Dataset extract:
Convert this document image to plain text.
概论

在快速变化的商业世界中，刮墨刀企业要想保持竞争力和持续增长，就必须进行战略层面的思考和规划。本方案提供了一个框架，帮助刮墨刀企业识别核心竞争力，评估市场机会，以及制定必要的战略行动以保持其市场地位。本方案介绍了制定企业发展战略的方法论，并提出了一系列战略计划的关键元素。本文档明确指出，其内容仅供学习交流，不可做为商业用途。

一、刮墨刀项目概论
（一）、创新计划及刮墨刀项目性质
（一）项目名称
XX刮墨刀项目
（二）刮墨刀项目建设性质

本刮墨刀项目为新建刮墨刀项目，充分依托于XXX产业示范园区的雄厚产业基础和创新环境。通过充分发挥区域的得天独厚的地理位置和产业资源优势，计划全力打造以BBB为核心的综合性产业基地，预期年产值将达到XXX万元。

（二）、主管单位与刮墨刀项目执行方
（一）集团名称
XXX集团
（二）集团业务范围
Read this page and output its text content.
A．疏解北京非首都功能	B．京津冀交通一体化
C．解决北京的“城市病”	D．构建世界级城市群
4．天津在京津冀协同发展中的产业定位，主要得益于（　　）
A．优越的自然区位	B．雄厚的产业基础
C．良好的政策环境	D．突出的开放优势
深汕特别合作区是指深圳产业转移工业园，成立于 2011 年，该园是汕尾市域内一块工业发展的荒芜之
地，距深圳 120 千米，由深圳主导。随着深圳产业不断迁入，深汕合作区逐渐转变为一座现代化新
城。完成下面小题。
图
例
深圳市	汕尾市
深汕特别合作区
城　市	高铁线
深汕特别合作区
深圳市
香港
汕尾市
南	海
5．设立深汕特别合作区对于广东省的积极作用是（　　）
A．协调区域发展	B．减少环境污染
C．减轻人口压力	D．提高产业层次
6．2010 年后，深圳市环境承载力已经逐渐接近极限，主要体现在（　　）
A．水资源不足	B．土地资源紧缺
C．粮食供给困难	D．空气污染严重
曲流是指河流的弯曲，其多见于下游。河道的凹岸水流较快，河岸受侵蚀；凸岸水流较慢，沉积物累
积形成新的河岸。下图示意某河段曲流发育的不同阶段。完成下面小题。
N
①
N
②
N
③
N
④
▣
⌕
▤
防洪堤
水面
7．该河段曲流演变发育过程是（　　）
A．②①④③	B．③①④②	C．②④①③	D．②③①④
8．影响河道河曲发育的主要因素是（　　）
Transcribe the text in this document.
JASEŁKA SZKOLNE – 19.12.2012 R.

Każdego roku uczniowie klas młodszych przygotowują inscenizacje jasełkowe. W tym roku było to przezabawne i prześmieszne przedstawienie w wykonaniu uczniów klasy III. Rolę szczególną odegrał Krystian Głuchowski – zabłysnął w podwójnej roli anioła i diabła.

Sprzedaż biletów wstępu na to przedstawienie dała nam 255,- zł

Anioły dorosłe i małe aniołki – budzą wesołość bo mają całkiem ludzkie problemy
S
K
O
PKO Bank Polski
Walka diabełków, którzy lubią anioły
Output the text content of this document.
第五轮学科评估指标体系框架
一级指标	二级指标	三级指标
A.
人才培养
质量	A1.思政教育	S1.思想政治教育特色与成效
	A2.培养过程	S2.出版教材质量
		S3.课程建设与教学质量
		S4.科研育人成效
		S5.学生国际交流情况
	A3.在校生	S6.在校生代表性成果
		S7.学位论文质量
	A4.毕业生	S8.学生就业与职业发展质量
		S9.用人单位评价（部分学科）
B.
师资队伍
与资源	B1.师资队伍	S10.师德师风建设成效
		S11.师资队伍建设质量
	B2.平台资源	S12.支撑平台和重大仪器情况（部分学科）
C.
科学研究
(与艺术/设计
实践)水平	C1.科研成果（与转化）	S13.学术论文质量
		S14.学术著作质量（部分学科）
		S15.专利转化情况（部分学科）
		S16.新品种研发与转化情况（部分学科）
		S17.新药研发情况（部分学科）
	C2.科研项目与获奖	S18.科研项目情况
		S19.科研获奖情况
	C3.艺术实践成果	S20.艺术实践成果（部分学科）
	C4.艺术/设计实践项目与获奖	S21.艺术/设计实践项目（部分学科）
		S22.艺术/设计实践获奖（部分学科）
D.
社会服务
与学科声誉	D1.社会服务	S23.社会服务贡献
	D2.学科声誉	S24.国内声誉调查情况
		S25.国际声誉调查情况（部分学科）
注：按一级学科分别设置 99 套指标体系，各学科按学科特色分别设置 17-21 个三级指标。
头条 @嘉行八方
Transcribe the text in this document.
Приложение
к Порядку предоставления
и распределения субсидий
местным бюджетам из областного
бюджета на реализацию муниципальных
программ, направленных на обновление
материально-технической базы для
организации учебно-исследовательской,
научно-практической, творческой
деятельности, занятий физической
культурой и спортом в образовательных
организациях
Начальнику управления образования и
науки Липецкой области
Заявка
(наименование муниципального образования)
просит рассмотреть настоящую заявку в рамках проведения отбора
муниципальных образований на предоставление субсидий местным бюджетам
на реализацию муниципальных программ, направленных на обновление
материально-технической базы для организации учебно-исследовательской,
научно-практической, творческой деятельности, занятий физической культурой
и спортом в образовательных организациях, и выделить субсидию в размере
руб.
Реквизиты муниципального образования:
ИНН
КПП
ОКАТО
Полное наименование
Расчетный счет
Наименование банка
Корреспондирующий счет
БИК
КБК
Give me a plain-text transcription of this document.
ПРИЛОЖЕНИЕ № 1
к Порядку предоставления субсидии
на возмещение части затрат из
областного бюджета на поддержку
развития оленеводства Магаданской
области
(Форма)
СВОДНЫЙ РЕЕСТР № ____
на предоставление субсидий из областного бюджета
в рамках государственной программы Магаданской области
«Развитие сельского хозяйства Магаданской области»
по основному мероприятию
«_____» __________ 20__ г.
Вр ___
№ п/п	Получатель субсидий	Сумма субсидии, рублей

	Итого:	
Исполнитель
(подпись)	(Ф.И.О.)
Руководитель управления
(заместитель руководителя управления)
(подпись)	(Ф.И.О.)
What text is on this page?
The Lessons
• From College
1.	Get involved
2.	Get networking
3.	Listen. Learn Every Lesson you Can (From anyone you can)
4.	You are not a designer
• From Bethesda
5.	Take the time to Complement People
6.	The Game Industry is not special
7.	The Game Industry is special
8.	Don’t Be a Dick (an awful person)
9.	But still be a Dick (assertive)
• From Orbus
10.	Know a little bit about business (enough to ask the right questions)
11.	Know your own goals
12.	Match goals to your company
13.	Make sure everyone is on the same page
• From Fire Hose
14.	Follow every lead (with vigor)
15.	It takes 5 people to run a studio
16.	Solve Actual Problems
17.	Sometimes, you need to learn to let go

Task description: Repeat the lines above exactly.

Task output:
Convert this document image to plain text.
概论

在快速变化的商业世界中，刮墨刀企业要想保持竞争力和持续增长，就必须进行战略层面的思考和规划。本方案提供了一个框架，帮助刮墨刀企业识别核心竞争力，评估市场机会，以及制定必要的战略行动以保持其市场地位。本方案介绍了制定企业发展战略的方法论，并提出了一系列战略计划的关键元素。本文档明确指出，其内容仅供学习交流，不可做为商业用途。

一、刮墨刀项目概论
（一）、创新计划及刮墨刀项目性质
（一）项目名称
XX刮墨刀项目
（二）刮墨刀项目建设性质

本刮墨刀项目为新建刮墨刀项目，充分依托于XXX产业示范园区的雄厚产业基础和创新环境。通过充分发挥区域的得天独厚的地理位置和产业资源优势，计划全力打造以BBB为核心的综合性产业基地，预期年产值将达到XXX万元。

（二）、主管单位与刮墨刀项目执行方
（一）集团名称
XXX集团
（二）集团业务范围
Read this page and output its text content.
A．疏解北京非首都功能	B．京津冀交通一体化
C．解决北京的“城市病”	D．构建世界级城市群
4．天津在京津冀协同发展中的产业定位，主要得益于（　　）
A．优越的自然区位	B．雄厚的产业基础
C．良好的政策环境	D．突出的开放优势
深汕特别合作区是指深圳产业转移工业园，成立于 2011 年，该园是汕尾市域内一块工业发展的荒芜之
地，距深圳 120 千米，由深圳主导。随着深圳产业不断迁入，深汕合作区逐渐转变为一座现代化新
城。完成下面小题。
图
例
深圳市	汕尾市
深汕特别合作区
城　市	高铁线
深汕特别合作区
深圳市
香港
汕尾市
南	海
5．设立深汕特别合作区对于广东省的积极作用是（　　）
A．协调区域发展	B．减少环境污染
C．减轻人口压力	D．提高产业层次
6．2010 年后，深圳市环境承载力已经逐渐接近极限，主要体现在（　　）
A．水资源不足	B．土地资源紧缺
C．粮食供给困难	D．空气污染严重
曲流是指河流的弯曲，其多见于下游。河道的凹岸水流较快，河岸受侵蚀；凸岸水流较慢，沉积物累
积形成新的河岸。下图示意某河段曲流发育的不同阶段。完成下面小题。
N
①
N
②
N
③
N
④
▣
⌕
▤
防洪堤
水面
7．该河段曲流演变发育过程是（　　）
A．②①④③	B．③①④②	C．②④①③	D．②③①④
8．影响河道河曲发育的主要因素是（　　）
Transcribe the text in this document.
JASEŁKA SZKOLNE – 19.12.2012 R.

Każdego roku uczniowie klas młodszych przygotowują inscenizacje jasełkowe. W tym roku było to przezabawne i prześmieszne przedstawienie w wykonaniu uczniów klasy III. Rolę szczególną odegrał Krystian Głuchowski – zabłysnął w podwójnej roli anioła i diabła.

Sprzedaż biletów wstępu na to przedstawienie dała nam 255,- zł

Anioły dorosłe i małe aniołki – budzą wesołość bo mają całkiem ludzkie problemy
S
K
O
PKO Bank Polski
Walka diabełków, którzy lubią anioły
Output the text content of this document.
第五轮学科评估指标体系框架
一级指标	二级指标	三级指标
A.
人才培养
质量	A1.思政教育	S1.思想政治教育特色与成效
	A2.培养过程	S2.出版教材质量
		S3.课程建设与教学质量
		S4.科研育人成效
		S5.学生国际交流情况
	A3.在校生	S6.在校生代表性成果
		S7.学位论文质量
	A4.毕业生	S8.学生就业与职业发展质量
		S9.用人单位评价（部分学科）
B.
师资队伍
与资源	B1.师资队伍	S10.师德师风建设成效
		S11.师资队伍建设质量
	B2.平台资源	S12.支撑平台和重大仪器情况（部分学科）
C.
科学研究
(与艺术/设计
实践)水平	C1.科研成果（与转化）	S13.学术论文质量
		S14.学术著作质量（部分学科）
		S15.专利转化情况（部分学科）
		S16.新品种研发与转化情况（部分学科）
		S17.新药研发情况（部分学科）
	C2.科研项目与获奖	S18.科研项目情况
		S19.科研获奖情况
	C3.艺术实践成果	S20.艺术实践成果（部分学科）
	C4.艺术/设计实践项目与获奖	S21.艺术/设计实践项目（部分学科）
		S22.艺术/设计实践获奖（部分学科）
D.
社会服务
与学科声誉	D1.社会服务	S23.社会服务贡献
	D2.学科声誉	S24.国内声誉调查情况
		S25.国际声誉调查情况（部分学科）
注：按一级学科分别设置 99 套指标体系，各学科按学科特色分别设置 17-21 个三级指标。
头条 @嘉行八方
Transcribe the text in this document.
Приложение
к Порядку предоставления
и распределения субсидий
местным бюджетам из областного
бюджета на реализацию муниципальных
программ, направленных на обновление
материально-технической базы для
организации учебно-исследовательской,
научно-практической, творческой
деятельности, занятий физической
культурой и спортом в образовательных
организациях
Начальнику управления образования и
науки Липецкой области
Заявка
(наименование муниципального образования)
просит рассмотреть настоящую заявку в рамках проведения отбора
муниципальных образований на предоставление субсидий местным бюджетам
на реализацию муниципальных программ, направленных на обновление
материально-технической базы для организации учебно-исследовательской,
научно-практической, творческой деятельности, занятий физической культурой
и спортом в образовательных организациях, и выделить субсидию в размере
руб.
Реквизиты муниципального образования:
ИНН
КПП
ОКАТО
Полное наименование
Расчетный счет
Наименование банка
Корреспондирующий счет
БИК
КБК
Give me a plain-text transcription of this document.
ПРИЛОЖЕНИЕ № 1
к Порядку предоставления субсидии
на возмещение части затрат из
областного бюджета на поддержку
развития оленеводства Магаданской
области
(Форма)
СВОДНЫЙ РЕЕСТР № ____
на предоставление субсидий из областного бюджета
в рамках государственной программы Магаданской области
«Развитие сельского хозяйства Магаданской области»
по основному мероприятию
«_____» __________ 20__ г.
Вр ___
№ п/п	Получатель субсидий	Сумма субсидии, рублей

	Итого:	
Исполнитель
(подпись)	(Ф.И.О.)
Руководитель управления
(заместитель руководителя управления)
(подпись)	(Ф.И.О.)
What text is on this page?
The Lessons
• From College
1.	Get involved
2.	Get networking
3.	Listen. Learn Every Lesson you Can (From anyone you can)
4.	You are not a designer
• From Bethesda
5.	Take the time to Complement People
6.	The Game Industry is not special
7.	The Game Industry is special
8.	Don’t Be a Dick (an awful person)
9.	But still be a Dick (assertive)
• From Orbus
10.	Know a little bit about business (enough to ask the right questions)
11.	Know your own goals
12.	Match goals to your company
13.	Make sure everyone is on the same page
• From Fire Hose
14.	Follow every lead (with vigor)
15.	It takes 5 people to run a studio
16.	Solve Actual Problems
17.	Sometimes, you need to learn to let go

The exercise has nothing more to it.